_WHAT IS EXPECTED_.
Copy every line of the material below word for word.
========================================
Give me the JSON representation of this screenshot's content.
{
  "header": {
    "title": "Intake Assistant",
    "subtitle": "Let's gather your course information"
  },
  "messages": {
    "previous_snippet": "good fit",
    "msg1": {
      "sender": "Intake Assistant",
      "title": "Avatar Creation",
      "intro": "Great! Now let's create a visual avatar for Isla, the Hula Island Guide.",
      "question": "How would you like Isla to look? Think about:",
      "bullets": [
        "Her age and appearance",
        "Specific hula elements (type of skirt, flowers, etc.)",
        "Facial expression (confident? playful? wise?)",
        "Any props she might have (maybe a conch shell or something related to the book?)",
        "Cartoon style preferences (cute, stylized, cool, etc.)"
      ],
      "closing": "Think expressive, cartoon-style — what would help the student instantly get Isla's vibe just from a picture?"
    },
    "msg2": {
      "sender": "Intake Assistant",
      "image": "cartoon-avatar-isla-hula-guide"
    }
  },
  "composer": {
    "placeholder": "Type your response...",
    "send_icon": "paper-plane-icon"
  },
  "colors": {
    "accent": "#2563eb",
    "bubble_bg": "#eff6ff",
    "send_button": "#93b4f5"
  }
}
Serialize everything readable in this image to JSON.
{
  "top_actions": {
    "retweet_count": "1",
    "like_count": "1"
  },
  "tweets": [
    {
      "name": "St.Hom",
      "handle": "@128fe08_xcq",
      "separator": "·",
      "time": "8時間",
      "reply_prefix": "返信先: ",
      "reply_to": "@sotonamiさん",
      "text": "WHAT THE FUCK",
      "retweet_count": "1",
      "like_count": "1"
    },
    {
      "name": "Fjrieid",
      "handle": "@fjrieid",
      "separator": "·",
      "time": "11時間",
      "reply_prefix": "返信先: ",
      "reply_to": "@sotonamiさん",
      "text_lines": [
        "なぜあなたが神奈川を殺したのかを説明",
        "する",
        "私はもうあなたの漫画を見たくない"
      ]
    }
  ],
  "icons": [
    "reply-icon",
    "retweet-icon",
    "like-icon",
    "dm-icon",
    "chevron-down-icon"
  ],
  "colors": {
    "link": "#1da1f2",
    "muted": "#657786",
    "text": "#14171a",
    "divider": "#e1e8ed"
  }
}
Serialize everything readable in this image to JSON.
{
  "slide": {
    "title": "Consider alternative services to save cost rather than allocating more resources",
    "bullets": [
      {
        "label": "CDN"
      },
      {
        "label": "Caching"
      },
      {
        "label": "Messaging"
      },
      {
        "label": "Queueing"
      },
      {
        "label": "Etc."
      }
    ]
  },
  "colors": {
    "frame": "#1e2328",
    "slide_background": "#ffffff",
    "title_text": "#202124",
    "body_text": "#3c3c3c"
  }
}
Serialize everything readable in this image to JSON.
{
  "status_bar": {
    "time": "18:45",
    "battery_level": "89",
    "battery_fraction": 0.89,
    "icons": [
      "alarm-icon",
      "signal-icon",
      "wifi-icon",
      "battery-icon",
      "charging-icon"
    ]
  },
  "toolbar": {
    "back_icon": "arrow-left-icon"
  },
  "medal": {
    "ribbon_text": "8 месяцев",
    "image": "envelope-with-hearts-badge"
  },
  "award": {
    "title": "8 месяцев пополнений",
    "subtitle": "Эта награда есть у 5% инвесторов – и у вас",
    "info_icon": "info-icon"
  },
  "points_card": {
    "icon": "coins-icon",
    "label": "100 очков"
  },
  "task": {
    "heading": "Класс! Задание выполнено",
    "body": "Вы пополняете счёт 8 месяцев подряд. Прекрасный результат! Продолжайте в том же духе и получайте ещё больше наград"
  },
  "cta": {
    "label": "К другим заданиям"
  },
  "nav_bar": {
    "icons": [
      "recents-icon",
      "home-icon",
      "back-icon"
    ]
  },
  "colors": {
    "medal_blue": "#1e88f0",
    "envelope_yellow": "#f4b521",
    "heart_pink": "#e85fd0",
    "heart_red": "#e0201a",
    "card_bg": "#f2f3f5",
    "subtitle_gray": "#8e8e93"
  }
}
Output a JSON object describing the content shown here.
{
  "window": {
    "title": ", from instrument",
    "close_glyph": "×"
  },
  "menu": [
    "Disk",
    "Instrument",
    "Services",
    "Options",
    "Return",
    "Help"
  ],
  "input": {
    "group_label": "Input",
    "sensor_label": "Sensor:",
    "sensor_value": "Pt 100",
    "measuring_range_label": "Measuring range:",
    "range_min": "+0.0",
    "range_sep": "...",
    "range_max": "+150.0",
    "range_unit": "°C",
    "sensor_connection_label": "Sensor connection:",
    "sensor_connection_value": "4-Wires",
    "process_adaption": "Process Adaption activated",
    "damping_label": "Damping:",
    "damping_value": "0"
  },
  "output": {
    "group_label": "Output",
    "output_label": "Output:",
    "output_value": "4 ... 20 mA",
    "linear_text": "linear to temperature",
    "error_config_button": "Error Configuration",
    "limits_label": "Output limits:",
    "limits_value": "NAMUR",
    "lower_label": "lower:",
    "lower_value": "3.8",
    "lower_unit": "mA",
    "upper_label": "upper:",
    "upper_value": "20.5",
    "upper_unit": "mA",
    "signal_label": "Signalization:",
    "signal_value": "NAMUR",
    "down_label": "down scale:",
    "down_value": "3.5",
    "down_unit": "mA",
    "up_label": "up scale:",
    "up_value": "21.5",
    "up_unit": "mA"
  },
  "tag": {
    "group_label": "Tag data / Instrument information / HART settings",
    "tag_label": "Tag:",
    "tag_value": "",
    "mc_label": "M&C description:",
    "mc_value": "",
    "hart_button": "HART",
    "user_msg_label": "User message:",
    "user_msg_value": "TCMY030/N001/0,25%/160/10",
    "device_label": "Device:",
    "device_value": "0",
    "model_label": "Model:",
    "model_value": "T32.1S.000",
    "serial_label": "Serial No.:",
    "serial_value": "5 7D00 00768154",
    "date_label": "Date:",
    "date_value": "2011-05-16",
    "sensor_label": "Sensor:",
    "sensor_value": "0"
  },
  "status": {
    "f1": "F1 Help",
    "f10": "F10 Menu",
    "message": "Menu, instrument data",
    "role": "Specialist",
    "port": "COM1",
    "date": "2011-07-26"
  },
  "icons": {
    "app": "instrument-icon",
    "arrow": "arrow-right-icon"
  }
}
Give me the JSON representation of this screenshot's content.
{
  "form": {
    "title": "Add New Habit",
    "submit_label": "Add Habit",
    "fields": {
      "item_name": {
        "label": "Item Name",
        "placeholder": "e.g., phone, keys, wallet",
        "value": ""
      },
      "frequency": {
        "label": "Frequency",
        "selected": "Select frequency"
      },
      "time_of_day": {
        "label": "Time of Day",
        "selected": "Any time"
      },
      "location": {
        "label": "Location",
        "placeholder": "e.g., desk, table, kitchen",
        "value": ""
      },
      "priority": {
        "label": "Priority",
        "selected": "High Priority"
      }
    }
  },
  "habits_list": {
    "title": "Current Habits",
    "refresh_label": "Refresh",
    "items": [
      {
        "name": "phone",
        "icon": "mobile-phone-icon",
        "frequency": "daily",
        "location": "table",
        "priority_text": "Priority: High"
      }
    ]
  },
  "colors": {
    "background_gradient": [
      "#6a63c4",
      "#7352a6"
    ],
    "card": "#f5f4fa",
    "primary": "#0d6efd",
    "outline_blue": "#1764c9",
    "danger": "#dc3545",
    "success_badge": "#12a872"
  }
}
========================================
_EXERCISE RESULT_.
Give me the JSON representation of this screenshot's content.
{
  "header": {
    "title": "Intake Assistant",
    "subtitle": "Let's gather your course information"
  },
  "messages": {
    "previous_snippet": "good fit",
    "msg1": {
      "sender": "Intake Assistant",
      "title": "Avatar Creation",
      "intro": "Great! Now let's create a visual avatar for Isla, the Hula Island Guide.",
      "question": "How would you like Isla to look? Think about:",
      "bullets": [
        "Her age and appearance",
        "Specific hula elements (type of skirt, flowers, etc.)",
        "Facial expression (confident? playful? wise?)",
        "Any props she might have (maybe a conch shell or something related to the book?)",
        "Cartoon style preferences (cute, stylized, cool, etc.)"
      ],
      "closing": "Think expressive, cartoon-style — what would help the student instantly get Isla's vibe just from a picture?"
    },
    "msg2": {
      "sender": "Intake Assistant",
      "image": "cartoon-avatar-isla-hula-guide"
    }
  },
  "composer": {
    "placeholder": "Type your response...",
    "send_icon": "paper-plane-icon"
  },
  "colors": {
    "accent": "#2563eb",
    "bubble_bg": "#eff6ff",
    "send_button": "#93b4f5"
  }
}
Serialize everything readable in this image to JSON.
{
  "top_actions": {
    "retweet_count": "1",
    "like_count": "1"
  },
  "tweets": [
    {
      "name": "St.Hom",
      "handle": "@128fe08_xcq",
      "separator": "·",
      "time": "8時間",
      "reply_prefix": "返信先: ",
      "reply_to": "@sotonamiさん",
      "text": "WHAT THE FUCK",
      "retweet_count": "1",
      "like_count": "1"
    },
    {
      "name": "Fjrieid",
      "handle": "@fjrieid",
      "separator": "·",
      "time": "11時間",
      "reply_prefix": "返信先: ",
      "reply_to": "@sotonamiさん",
      "text_lines": [
        "なぜあなたが神奈川を殺したのかを説明",
        "する",
        "私はもうあなたの漫画を見たくない"
      ]
    }
  ],
  "icons": [
    "reply-icon",
    "retweet-icon",
    "like-icon",
    "dm-icon",
    "chevron-down-icon"
  ],
  "colors": {
    "link": "#1da1f2",
    "muted": "#657786",
    "text": "#14171a",
    "divider": "#e1e8ed"
  }
}
Serialize everything readable in this image to JSON.
{
  "slide": {
    "title": "Consider alternative services to save cost rather than allocating more resources",
    "bullets": [
      {
        "label": "CDN"
      },
      {
        "label": "Caching"
      },
      {
        "label": "Messaging"
      },
      {
        "label": "Queueing"
      },
      {
        "label": "Etc."
      }
    ]
  },
  "colors": {
    "frame": "#1e2328",
    "slide_background": "#ffffff",
    "title_text": "#202124",
    "body_text": "#3c3c3c"
  }
}
Serialize everything readable in this image to JSON.
{
  "status_bar": {
    "time": "18:45",
    "battery_level": "89",
    "battery_fraction": 0.89,
    "icons": [
      "alarm-icon",
      "signal-icon",
      "wifi-icon",
      "battery-icon",
      "charging-icon"
    ]
  },
  "toolbar": {
    "back_icon": "arrow-left-icon"
  },
  "medal": {
    "ribbon_text": "8 месяцев",
    "image": "envelope-with-hearts-badge"
  },
  "award": {
    "title": "8 месяцев пополнений",
    "subtitle": "Эта награда есть у 5% инвесторов – и у вас",
    "info_icon": "info-icon"
  },
  "points_card": {
    "icon": "coins-icon",
    "label": "100 очков"
  },
  "task": {
    "heading": "Класс! Задание выполнено",
    "body": "Вы пополняете счёт 8 месяцев подряд. Прекрасный результат! Продолжайте в том же духе и получайте ещё больше наград"
  },
  "cta": {
    "label": "К другим заданиям"
  },
  "nav_bar": {
    "icons": [
      "recents-icon",
      "home-icon",
      "back-icon"
    ]
  },
  "colors": {
    "medal_blue": "#1e88f0",
    "envelope_yellow": "#f4b521",
    "heart_pink": "#e85fd0",
    "heart_red": "#e0201a",
    "card_bg": "#f2f3f5",
    "subtitle_gray": "#8e8e93"
  }
}
Output a JSON object describing the content shown here.
{
  "window": {
    "title": ", from instrument",
    "close_glyph": "×"
  },
  "menu": [
    "Disk",
    "Instrument",
    "Services",
    "Options",
    "Return",
    "Help"
  ],
  "input": {
    "group_label": "Input",
    "sensor_label": "Sensor:",
    "sensor_value": "Pt 100",
    "measuring_range_label": "Measuring range:",
    "range_min": "+0.0",
    "range_sep": "...",
    "range_max": "+150.0",
    "range_unit": "°C",
    "sensor_connection_label": "Sensor connection:",
    "sensor_connection_value": "4-Wires",
    "process_adaption": "Process Adaption activated",
    "damping_label": "Damping:",
    "damping_value": "0"
  },
  "output": {
    "group_label": "Output",
    "output_label": "Output:",
    "output_value": "4 ... 20 mA",
    "linear_text": "linear to temperature",
    "error_config_button": "Error Configuration",
    "limits_label": "Output limits:",
    "limits_value": "NAMUR",
    "lower_label": "lower:",
    "lower_value": "3.8",
    "lower_unit": "mA",
    "upper_label": "upper:",
    "upper_value": "20.5",
    "upper_unit": "mA",
    "signal_label": "Signalization:",
    "signal_value": "NAMUR",
    "down_label": "down scale:",
    "down_value": "3.5",
    "down_unit": "mA",
    "up_label": "up scale:",
    "up_value": "21.5",
    "up_unit": "mA"
  },
  "tag": {
    "group_label": "Tag data / Instrument information / HART settings",
    "tag_label": "Tag:",
    "tag_value": "",
    "mc_label": "M&C description:",
    "mc_value": "",
    "hart_button": "HART",
    "user_msg_label": "User message:",
    "user_msg_value": "TCMY030/N001/0,25%/160/10",
    "device_label": "Device:",
    "device_value": "0",
    "model_label": "Model:",
    "model_value": "T32.1S.000",
    "serial_label": "Serial No.:",
    "serial_value": "5 7D00 00768154",
    "date_label": "Date:",
    "date_value": "2011-05-16",
    "sensor_label": "Sensor:",
    "sensor_value": "0"
  },
  "status": {
    "f1": "F1 Help",
    "f10": "F10 Menu",
    "message": "Menu, instrument data",
    "role": "Specialist",
    "port": "COM1",
    "date": "2011-07-26"
  },
  "icons": {
    "app": "instrument-icon",
    "arrow": "arrow-right-icon"
  }
}
Give me the JSON representation of this screenshot's content.
{
  "form": {
    "title": "Add New Habit",
    "submit_label": "Add Habit",
    "fields": {
      "item_name": {
        "label": "Item Name",
        "placeholder": "e.g., phone, keys, wallet",
        "value": ""
      },
      "frequency": {
        "label": "Frequency",
        "selected": "Select frequency"
      },
      "time_of_day": {
        "label": "Time of Day",
        "selected": "Any time"
      },
      "location": {
        "label": "Location",
        "placeholder": "e.g., desk, table, kitchen",
        "value": ""
      },
      "priority": {
        "label": "Priority",
        "selected": "High Priority"
      }
    }
  },
  "habits_list": {
    "title": "Current Habits",
    "refresh_label": "Refresh",
    "items": [
      {
        "name": "phone",
        "icon": "mobile-phone-icon",
        "frequency": "daily",
        "location": "table",
        "priority_text": "Priority: High"
      }
    ]
  },
  "colors": {
    "background_gradient": [
      "#6a63c4",
      "#7352a6"
    ],
    "card": "#f5f4fa",
    "primary": "#0d6efd",
    "outline_blue": "#1764c9",
    "danger": "#dc3545",
    "success_badge": "#12a872"
  }
}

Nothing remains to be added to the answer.